§ What you should do: Will you write out all the entries below exactly?

+-------+

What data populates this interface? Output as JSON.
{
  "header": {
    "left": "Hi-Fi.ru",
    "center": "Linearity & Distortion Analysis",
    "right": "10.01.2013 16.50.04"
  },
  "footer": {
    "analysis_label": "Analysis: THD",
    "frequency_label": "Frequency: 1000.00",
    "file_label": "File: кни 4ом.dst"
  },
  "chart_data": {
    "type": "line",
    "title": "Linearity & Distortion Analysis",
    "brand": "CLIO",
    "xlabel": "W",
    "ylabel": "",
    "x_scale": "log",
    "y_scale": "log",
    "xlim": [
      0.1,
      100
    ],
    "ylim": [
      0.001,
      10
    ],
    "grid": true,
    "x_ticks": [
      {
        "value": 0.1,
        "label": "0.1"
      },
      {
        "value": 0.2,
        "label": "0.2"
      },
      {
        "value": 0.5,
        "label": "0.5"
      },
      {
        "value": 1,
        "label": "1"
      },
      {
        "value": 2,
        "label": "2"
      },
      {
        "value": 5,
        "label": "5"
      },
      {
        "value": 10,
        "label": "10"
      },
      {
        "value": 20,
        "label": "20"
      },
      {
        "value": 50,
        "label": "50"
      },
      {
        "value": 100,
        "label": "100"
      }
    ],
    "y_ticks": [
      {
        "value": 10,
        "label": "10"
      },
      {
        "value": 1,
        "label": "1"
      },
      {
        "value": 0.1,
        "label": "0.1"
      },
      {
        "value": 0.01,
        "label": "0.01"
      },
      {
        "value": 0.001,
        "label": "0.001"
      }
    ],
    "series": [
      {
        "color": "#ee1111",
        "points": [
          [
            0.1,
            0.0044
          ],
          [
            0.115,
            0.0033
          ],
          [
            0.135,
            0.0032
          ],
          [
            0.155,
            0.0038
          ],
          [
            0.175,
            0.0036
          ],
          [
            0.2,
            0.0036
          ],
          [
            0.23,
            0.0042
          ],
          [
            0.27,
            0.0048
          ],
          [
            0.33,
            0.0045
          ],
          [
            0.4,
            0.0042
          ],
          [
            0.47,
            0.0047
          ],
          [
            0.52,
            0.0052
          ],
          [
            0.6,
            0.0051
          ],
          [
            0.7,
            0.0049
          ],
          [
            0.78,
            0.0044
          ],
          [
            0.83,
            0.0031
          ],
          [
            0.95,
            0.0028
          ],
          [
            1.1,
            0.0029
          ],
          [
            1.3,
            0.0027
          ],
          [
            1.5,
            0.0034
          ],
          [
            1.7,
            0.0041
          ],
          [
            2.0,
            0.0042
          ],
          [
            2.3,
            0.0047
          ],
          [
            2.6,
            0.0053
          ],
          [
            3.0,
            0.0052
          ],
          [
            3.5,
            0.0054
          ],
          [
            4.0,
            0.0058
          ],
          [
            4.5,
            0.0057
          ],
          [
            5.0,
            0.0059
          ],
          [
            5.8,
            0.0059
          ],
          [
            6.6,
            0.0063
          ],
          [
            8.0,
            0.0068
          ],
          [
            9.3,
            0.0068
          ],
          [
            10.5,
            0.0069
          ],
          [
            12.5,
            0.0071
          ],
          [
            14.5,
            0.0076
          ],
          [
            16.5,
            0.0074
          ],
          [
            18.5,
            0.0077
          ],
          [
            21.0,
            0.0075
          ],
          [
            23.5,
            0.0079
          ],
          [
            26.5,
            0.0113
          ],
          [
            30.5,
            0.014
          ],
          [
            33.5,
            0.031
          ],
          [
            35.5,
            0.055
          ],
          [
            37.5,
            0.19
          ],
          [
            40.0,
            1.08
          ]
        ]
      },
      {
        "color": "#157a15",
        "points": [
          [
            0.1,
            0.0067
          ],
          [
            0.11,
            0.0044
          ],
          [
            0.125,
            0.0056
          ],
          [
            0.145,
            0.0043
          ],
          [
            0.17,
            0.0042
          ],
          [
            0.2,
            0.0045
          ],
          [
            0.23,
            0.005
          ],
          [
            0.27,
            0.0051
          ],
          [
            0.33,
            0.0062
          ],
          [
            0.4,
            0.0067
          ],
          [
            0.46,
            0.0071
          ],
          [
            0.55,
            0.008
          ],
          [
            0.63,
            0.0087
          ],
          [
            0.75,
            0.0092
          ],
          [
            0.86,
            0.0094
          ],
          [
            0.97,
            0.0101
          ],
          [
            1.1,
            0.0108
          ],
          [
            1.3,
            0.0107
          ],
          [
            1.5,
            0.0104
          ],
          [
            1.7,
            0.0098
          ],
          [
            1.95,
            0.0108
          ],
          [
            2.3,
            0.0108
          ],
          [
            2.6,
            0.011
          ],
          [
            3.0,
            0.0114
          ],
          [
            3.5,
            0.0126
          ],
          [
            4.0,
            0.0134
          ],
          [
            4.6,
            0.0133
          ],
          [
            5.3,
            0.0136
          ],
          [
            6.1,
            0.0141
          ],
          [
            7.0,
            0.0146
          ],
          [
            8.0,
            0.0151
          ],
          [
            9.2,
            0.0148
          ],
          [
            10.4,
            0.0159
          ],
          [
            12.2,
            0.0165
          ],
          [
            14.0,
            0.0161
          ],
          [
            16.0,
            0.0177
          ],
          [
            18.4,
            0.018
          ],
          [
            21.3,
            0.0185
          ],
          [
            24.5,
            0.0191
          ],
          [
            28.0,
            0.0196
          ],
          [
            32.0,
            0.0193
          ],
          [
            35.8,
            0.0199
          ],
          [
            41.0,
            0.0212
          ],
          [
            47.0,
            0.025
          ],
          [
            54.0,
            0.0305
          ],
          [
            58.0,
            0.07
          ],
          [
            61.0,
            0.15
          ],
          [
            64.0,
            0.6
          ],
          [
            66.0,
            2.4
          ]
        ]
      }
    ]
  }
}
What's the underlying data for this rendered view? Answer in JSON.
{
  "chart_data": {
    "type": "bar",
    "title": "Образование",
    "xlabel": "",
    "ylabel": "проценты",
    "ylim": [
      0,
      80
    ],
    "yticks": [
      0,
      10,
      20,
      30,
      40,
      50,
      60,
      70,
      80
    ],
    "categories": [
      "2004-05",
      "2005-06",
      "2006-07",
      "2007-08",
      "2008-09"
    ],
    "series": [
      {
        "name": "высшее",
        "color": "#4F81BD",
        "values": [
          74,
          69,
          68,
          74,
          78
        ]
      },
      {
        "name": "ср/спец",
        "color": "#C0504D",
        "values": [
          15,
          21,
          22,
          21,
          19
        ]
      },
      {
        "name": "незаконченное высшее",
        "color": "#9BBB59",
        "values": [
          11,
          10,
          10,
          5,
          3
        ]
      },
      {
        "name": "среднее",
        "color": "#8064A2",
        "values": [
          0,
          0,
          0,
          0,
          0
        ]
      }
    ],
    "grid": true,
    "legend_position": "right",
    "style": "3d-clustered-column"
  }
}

+-------+

§ Solution to the exercise:
What data populates this interface? Output as JSON.
{
  "header": {
    "left": "Hi-Fi.ru",
    "center": "Linearity & Distortion Analysis",
    "right": "10.01.2013 16.50.04"
  },
  "footer": {
    "analysis_label": "Analysis: THD",
    "frequency_label": "Frequency: 1000.00",
    "file_label": "File: кни 4ом.dst"
  },
  "chart_data": {
    "type": "line",
    "title": "Linearity & Distortion Analysis",
    "brand": "CLIO",
    "xlabel": "W",
    "ylabel": "",
    "x_scale": "log",
    "y_scale": "log",
    "xlim": [
      0.1,
      100
    ],
    "ylim": [
      0.001,
      10
    ],
    "grid": true,
    "x_ticks": [
      {
        "value": 0.1,
        "label": "0.1"
      },
      {
        "value": 0.2,
        "label": "0.2"
      },
      {
        "value": 0.5,
        "label": "0.5"
      },
      {
        "value": 1,
        "label": "1"
      },
      {
        "value": 2,
        "label": "2"
      },
      {
        "value": 5,
        "label": "5"
      },
      {
        "value": 10,
        "label": "10"
      },
      {
        "value": 20,
        "label": "20"
      },
      {
        "value": 50,
        "label": "50"
      },
      {
        "value": 100,
        "label": "100"
      }
    ],
    "y_ticks": [
      {
        "value": 10,
        "label": "10"
      },
      {
        "value": 1,
        "label": "1"
      },
      {
        "value": 0.1,
        "label": "0.1"
      },
      {
        "value": 0.01,
        "label": "0.01"
      },
      {
        "value": 0.001,
        "label": "0.001"
      }
    ],
    "series": [
      {
        "color": "#ee1111",
        "points": [
          [
            0.1,
            0.0044
          ],
          [
            0.115,
            0.0033
          ],
          [
            0.135,
            0.0032
          ],
          [
            0.155,
            0.0038
          ],
          [
            0.175,
            0.0036
          ],
          [
            0.2,
            0.0036
          ],
          [
            0.23,
            0.0042
          ],
          [
            0.27,
            0.0048
          ],
          [
            0.33,
            0.0045
          ],
          [
            0.4,
            0.0042
          ],
          [
            0.47,
            0.0047
          ],
          [
            0.52,
            0.0052
          ],
          [
            0.6,
            0.0051
          ],
          [
            0.7,
            0.0049
          ],
          [
            0.78,
            0.0044
          ],
          [
            0.83,
            0.0031
          ],
          [
            0.95,
            0.0028
          ],
          [
            1.1,
            0.0029
          ],
          [
            1.3,
            0.0027
          ],
          [
            1.5,
            0.0034
          ],
          [
            1.7,
            0.0041
          ],
          [
            2.0,
            0.0042
          ],
          [
            2.3,
            0.0047
          ],
          [
            2.6,
            0.0053
          ],
          [
            3.0,
            0.0052
          ],
          [
            3.5,
            0.0054
          ],
          [
            4.0,
            0.0058
          ],
          [
            4.5,
            0.0057
          ],
          [
            5.0,
            0.0059
          ],
          [
            5.8,
            0.0059
          ],
          [
            6.6,
            0.0063
          ],
          [
            8.0,
            0.0068
          ],
          [
            9.3,
            0.0068
          ],
          [
            10.5,
            0.0069
          ],
          [
            12.5,
            0.0071
          ],
          [
            14.5,
            0.0076
          ],
          [
            16.5,
            0.0074
          ],
          [
            18.5,
            0.0077
          ],
          [
            21.0,
            0.0075
          ],
          [
            23.5,
            0.0079
          ],
          [
            26.5,
            0.0113
          ],
          [
            30.5,
            0.014
          ],
          [
            33.5,
            0.031
          ],
          [
            35.5,
            0.055
          ],
          [
            37.5,
            0.19
          ],
          [
            40.0,
            1.08
          ]
        ]
      },
      {
        "color": "#157a15",
        "points": [
          [
            0.1,
            0.0067
          ],
          [
            0.11,
            0.0044
          ],
          [
            0.125,
            0.0056
          ],
          [
            0.145,
            0.0043
          ],
          [
            0.17,
            0.0042
          ],
          [
            0.2,
            0.0045
          ],
          [
            0.23,
            0.005
          ],
          [
            0.27,
            0.0051
          ],
          [
            0.33,
            0.0062
          ],
          [
            0.4,
            0.0067
          ],
          [
            0.46,
            0.0071
          ],
          [
            0.55,
            0.008
          ],
          [
            0.63,
            0.0087
          ],
          [
            0.75,
            0.0092
          ],
          [
            0.86,
            0.0094
          ],
          [
            0.97,
            0.0101
          ],
          [
            1.1,
            0.0108
          ],
          [
            1.3,
            0.0107
          ],
          [
            1.5,
            0.0104
          ],
          [
            1.7,
            0.0098
          ],
          [
            1.95,
            0.0108
          ],
          [
            2.3,
            0.0108
          ],
          [
            2.6,
            0.011
          ],
          [
            3.0,
            0.0114
          ],
          [
            3.5,
            0.0126
          ],
          [
            4.0,
            0.0134
          ],
          [
            4.6,
            0.0133
          ],
          [
            5.3,
            0.0136
          ],
          [
            6.1,
            0.0141
          ],
          [
            7.0,
            0.0146
          ],
          [
            8.0,
            0.0151
          ],
          [
            9.2,
            0.0148
          ],
          [
            10.4,
            0.0159
          ],
          [
            12.2,
            0.0165
          ],
          [
            14.0,
            0.0161
          ],
          [
            16.0,
            0.0177
          ],
          [
            18.4,
            0.018
          ],
          [
            21.3,
            0.0185
          ],
          [
            24.5,
            0.0191
          ],
          [
            28.0,
            0.0196
          ],
          [
            32.0,
            0.0193
          ],
          [
            35.8,
            0.0199
          ],
          [
            41.0,
            0.0212
          ],
          [
            47.0,
            0.025
          ],
          [
            54.0,
            0.0305
          ],
          [
            58.0,
            0.07
          ],
          [
            61.0,
            0.15
          ],
          [
            64.0,
            0.6
          ],
          [
            66.0,
            2.4
          ]
        ]
      }
    ]
  }
}
What's the underlying data for this rendered view? Answer in JSON.
{
  "chart_data": {
    "type": "bar",
    "title": "Образование",
    "xlabel": "",
    "ylabel": "проценты",
    "ylim": [
      0,
      80
    ],
    "yticks": [
      0,
      10,
      20,
      30,
      40,
      50,
      60,
      70,
      80
    ],
    "categories": [
      "2004-05",
      "2005-06",
      "2006-07",
      "2007-08",
      "2008-09"
    ],
    "series": [
      {
        "name": "высшее",
        "color": "#4F81BD",
        "values": [
          74,
          69,
          68,
          74,
          78
        ]
      },
      {
        "name": "ср/спец",
        "color": "#C0504D",
        "values": [
          15,
          21,
          22,
          21,
          19
        ]
      },
      {
        "name": "незаконченное высшее",
        "color": "#9BBB59",
        "values": [
          11,
          10,
          10,
          5,
          3
        ]
      },
      {
        "name": "среднее",
        "color": "#8064A2",
        "values": [
          0,
          0,
          0,
          0,
          0
        ]
      }
    ],
    "grid": true,
    "legend_position": "right",
    "style": "3d-clustered-column"
  }
}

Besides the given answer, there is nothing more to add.